▸ **Data entries**
'''

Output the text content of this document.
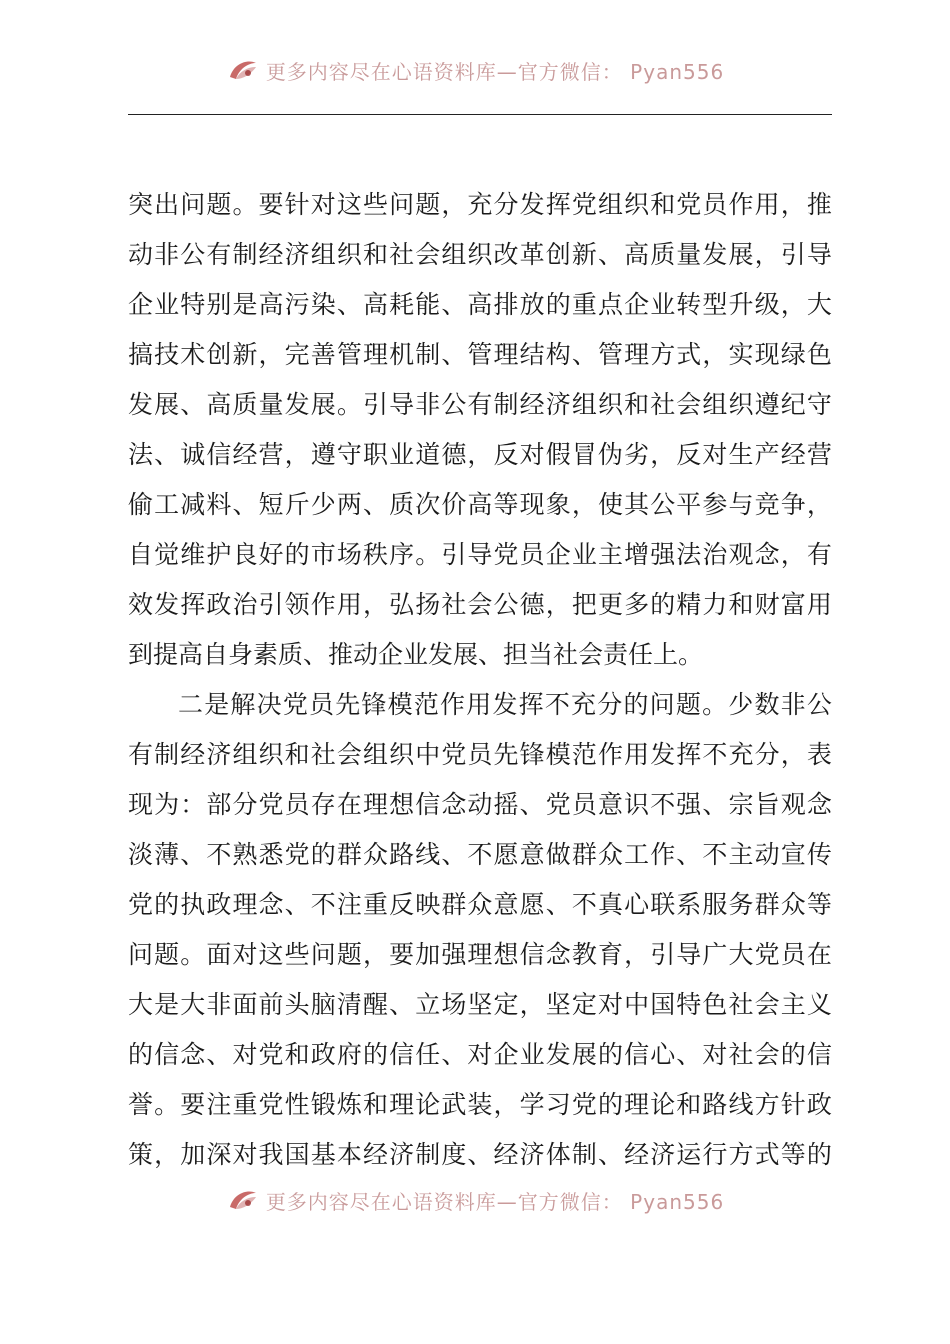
更多内容尽在心语资料库—官方微信： Pyan556
突 出 问 题 。 要 针 对 这 些 问 题 ， 充 分 发 挥 党 组 织 和 党 员 作 用 ， 推
动 非 公 有 制 经 济 组 织 和 社 会 组 织 改 革 创 新 、 高 质 量 发 展 ， 引 导
企 业 特 别 是 高 污 染 、 高 耗 能 、 高 排 放 的 重 点 企 业 转 型 升 级 ， 大
搞 技 术 创 新 ， 完 善 管 理 机 制 、 管 理 结 构 、 管 理 方 式 ， 实 现 绿 色
发 展 、 高 质 量 发 展 。 引 导 非 公 有 制 经 济 组 织 和 社 会 组 织 遵 纪 守
法 、 诚 信 经 营 ， 遵 守 职 业 道 德 ， 反 对 假 冒 伪 劣 ， 反 对 生 产 经 营
偷 工 减 料 、 短 斤 少 两 、 质 次 价 高 等 现 象 ， 使 其 公 平 参 与 竞 争 ，
自 觉 维 护 良 好 的 市 场 秩 序 。 引 导 党 员 企 业 主 增 强 法 治 观 念 ， 有
效 发 挥 政 治 引 领 作 用 ， 弘 扬 社 会 公 德 ， 把 更 多 的 精 力 和 财 富 用
到提高自身素质、推动企业发展、担当社会责任上。
二 是 解 决 党 员 先 锋 模 范 作 用 发 挥 不 充 分 的 问 题 。 少 数 非 公
有 制 经 济 组 织 和 社 会 组 织 中 党 员 先 锋 模 范 作 用 发 挥 不 充 分 ， 表
现 为 ： 部 分 党 员 存 在 理 想 信 念 动 摇 、 党 员 意 识 不 强 、 宗 旨 观 念
淡 薄 、 不 熟 悉 党 的 群 众 路 线 、 不 愿 意 做 群 众 工 作 、 不 主 动 宣 传
党 的 执 政 理 念 、 不 注 重 反 映 群 众 意 愿 、 不 真 心 联 系 服 务 群 众 等
问 题 。 面 对 这 些 问 题 ， 要 加 强 理 想 信 念 教 育 ， 引 导 广 大 党 员 在
大 是 大 非 面 前 头 脑 清 醒 、 立 场 坚 定 ， 坚 定 对 中 国 特 色 社 会 主 义
的 信 念 、 对 党 和 政 府 的 信 任 、 对 企 业 发 展 的 信 心 、 对 社 会 的 信
誉 。 要 注 重 党 性 锻 炼 和 理 论 武 装 ， 学 习 党 的 理 论 和 路 线 方 针 政
策 ， 加 深 对 我 国 基 本 经 济 制 度 、 经 济 体 制 、 经 济 运 行 方 式 等 的
更多内容尽在心语资料库—官方微信： Pyan556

'''

▸ **Task to complete**
Print out the lines exactly, skipping any picture.

▸ **Finished exercise**
Output the text content of this document.
更多内容尽在心语资料库—官方微信： Pyan556
突 出 问 题 。 要 针 对 这 些 问 题 ， 充 分 发 挥 党 组 织 和 党 员 作 用 ， 推
动 非 公 有 制 经 济 组 织 和 社 会 组 织 改 革 创 新 、 高 质 量 发 展 ， 引 导
企 业 特 别 是 高 污 染 、 高 耗 能 、 高 排 放 的 重 点 企 业 转 型 升 级 ， 大
搞 技 术 创 新 ， 完 善 管 理 机 制 、 管 理 结 构 、 管 理 方 式 ， 实 现 绿 色
发 展 、 高 质 量 发 展 。 引 导 非 公 有 制 经 济 组 织 和 社 会 组 织 遵 纪 守
法 、 诚 信 经 营 ， 遵 守 职 业 道 德 ， 反 对 假 冒 伪 劣 ， 反 对 生 产 经 营
偷 工 减 料 、 短 斤 少 两 、 质 次 价 高 等 现 象 ， 使 其 公 平 参 与 竞 争 ，
自 觉 维 护 良 好 的 市 场 秩 序 。 引 导 党 员 企 业 主 增 强 法 治 观 念 ， 有
效 发 挥 政 治 引 领 作 用 ， 弘 扬 社 会 公 德 ， 把 更 多 的 精 力 和 财 富 用
到提高自身素质、推动企业发展、担当社会责任上。
二 是 解 决 党 员 先 锋 模 范 作 用 发 挥 不 充 分 的 问 题 。 少 数 非 公
有 制 经 济 组 织 和 社 会 组 织 中 党 员 先 锋 模 范 作 用 发 挥 不 充 分 ， 表
现 为 ： 部 分 党 员 存 在 理 想 信 念 动 摇 、 党 员 意 识 不 强 、 宗 旨 观 念
淡 薄 、 不 熟 悉 党 的 群 众 路 线 、 不 愿 意 做 群 众 工 作 、 不 主 动 宣 传
党 的 执 政 理 念 、 不 注 重 反 映 群 众 意 愿 、 不 真 心 联 系 服 务 群 众 等
问 题 。 面 对 这 些 问 题 ， 要 加 强 理 想 信 念 教 育 ， 引 导 广 大 党 员 在
大 是 大 非 面 前 头 脑 清 醒 、 立 场 坚 定 ， 坚 定 对 中 国 特 色 社 会 主 义
的 信 念 、 对 党 和 政 府 的 信 任 、 对 企 业 发 展 的 信 心 、 对 社 会 的 信
誉 。 要 注 重 党 性 锻 炼 和 理 论 武 装 ， 学 习 党 的 理 论 和 路 线 方 针 政
策 ， 加 深 对 我 国 基 本 经 济 制 度 、 经 济 体 制 、 经 济 运 行 方 式 等 的
更多内容尽在心语资料库—官方微信： Pyan556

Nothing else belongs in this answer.